▸ Stated exercise
The entries below should be quoted exactly, with no pictures carried over.
### Available data
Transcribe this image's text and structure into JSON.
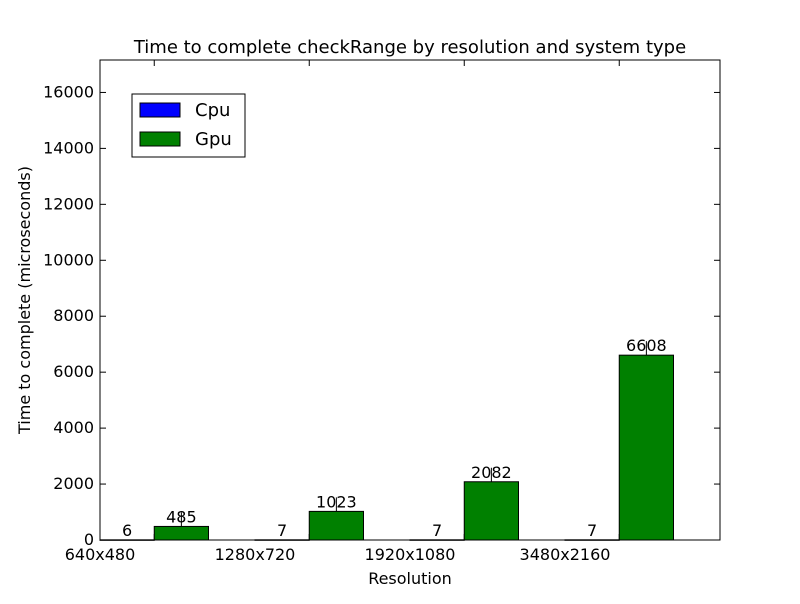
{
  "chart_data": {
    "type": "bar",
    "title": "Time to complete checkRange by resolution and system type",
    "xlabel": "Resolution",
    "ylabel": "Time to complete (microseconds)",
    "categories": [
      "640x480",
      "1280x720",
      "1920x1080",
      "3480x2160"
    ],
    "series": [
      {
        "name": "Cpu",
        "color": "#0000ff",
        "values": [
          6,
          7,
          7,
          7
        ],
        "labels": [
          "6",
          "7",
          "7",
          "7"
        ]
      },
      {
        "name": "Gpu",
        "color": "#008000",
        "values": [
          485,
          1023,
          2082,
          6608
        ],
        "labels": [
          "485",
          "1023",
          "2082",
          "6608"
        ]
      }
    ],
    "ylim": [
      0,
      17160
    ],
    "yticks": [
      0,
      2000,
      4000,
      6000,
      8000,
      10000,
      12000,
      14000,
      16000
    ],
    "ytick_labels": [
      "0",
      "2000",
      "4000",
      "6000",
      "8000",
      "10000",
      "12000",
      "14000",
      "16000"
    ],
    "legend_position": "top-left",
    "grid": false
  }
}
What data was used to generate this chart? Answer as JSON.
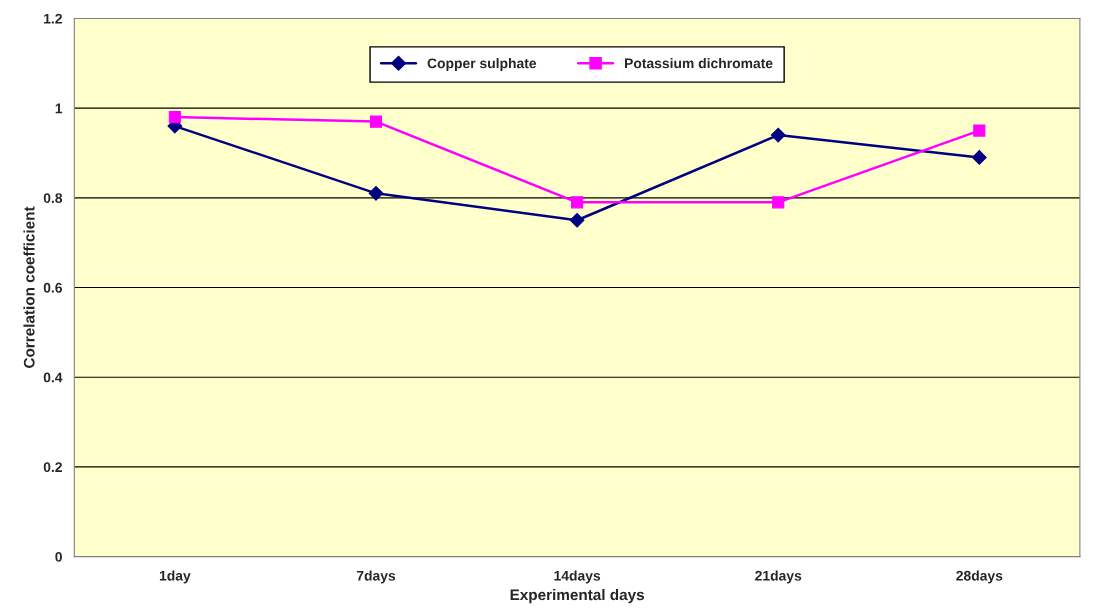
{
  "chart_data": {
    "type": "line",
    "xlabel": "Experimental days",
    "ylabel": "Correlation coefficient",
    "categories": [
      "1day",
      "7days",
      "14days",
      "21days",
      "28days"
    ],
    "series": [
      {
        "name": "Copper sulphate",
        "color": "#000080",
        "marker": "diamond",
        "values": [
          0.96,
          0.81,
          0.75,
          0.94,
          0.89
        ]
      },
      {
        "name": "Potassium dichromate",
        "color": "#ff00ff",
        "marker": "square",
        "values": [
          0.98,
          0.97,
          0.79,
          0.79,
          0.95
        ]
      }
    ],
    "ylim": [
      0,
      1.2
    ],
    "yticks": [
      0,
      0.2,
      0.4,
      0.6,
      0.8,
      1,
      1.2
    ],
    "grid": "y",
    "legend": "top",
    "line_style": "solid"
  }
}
######
▸ Correct response
Transcribe this image's text and structure into JSON.
{
  "chart_data": {
    "type": "bar",
    "title": "Time to complete checkRange by resolution and system type",
    "xlabel": "Resolution",
    "ylabel": "Time to complete (microseconds)",
    "categories": [
      "640x480",
      "1280x720",
      "1920x1080",
      "3480x2160"
    ],
    "series": [
      {
        "name": "Cpu",
        "color": "#0000ff",
        "values": [
          6,
          7,
          7,
          7
        ],
        "labels": [
          "6",
          "7",
          "7",
          "7"
        ]
      },
      {
        "name": "Gpu",
        "color": "#008000",
        "values": [
          485,
          1023,
          2082,
          6608
        ],
        "labels": [
          "485",
          "1023",
          "2082",
          "6608"
        ]
      }
    ],
    "ylim": [
      0,
      17160
    ],
    "yticks": [
      0,
      2000,
      4000,
      6000,
      8000,
      10000,
      12000,
      14000,
      16000
    ],
    "ytick_labels": [
      "0",
      "2000",
      "4000",
      "6000",
      "8000",
      "10000",
      "12000",
      "14000",
      "16000"
    ],
    "legend_position": "top-left",
    "grid": false
  }
}
What data was used to generate this chart? Answer as JSON.
{
  "chart_data": {
    "type": "line",
    "xlabel": "Experimental days",
    "ylabel": "Correlation coefficient",
    "categories": [
      "1day",
      "7days",
      "14days",
      "21days",
      "28days"
    ],
    "series": [
      {
        "name": "Copper sulphate",
        "color": "#000080",
        "marker": "diamond",
        "values": [
          0.96,
          0.81,
          0.75,
          0.94,
          0.89
        ]
      },
      {
        "name": "Potassium dichromate",
        "color": "#ff00ff",
        "marker": "square",
        "values": [
          0.98,
          0.97,
          0.79,
          0.79,
          0.95
        ]
      }
    ],
    "ylim": [
      0,
      1.2
    ],
    "yticks": [
      0,
      0.2,
      0.4,
      0.6,
      0.8,
      1,
      1.2
    ],
    "grid": "y",
    "legend": "top",
    "line_style": "solid"
  }
}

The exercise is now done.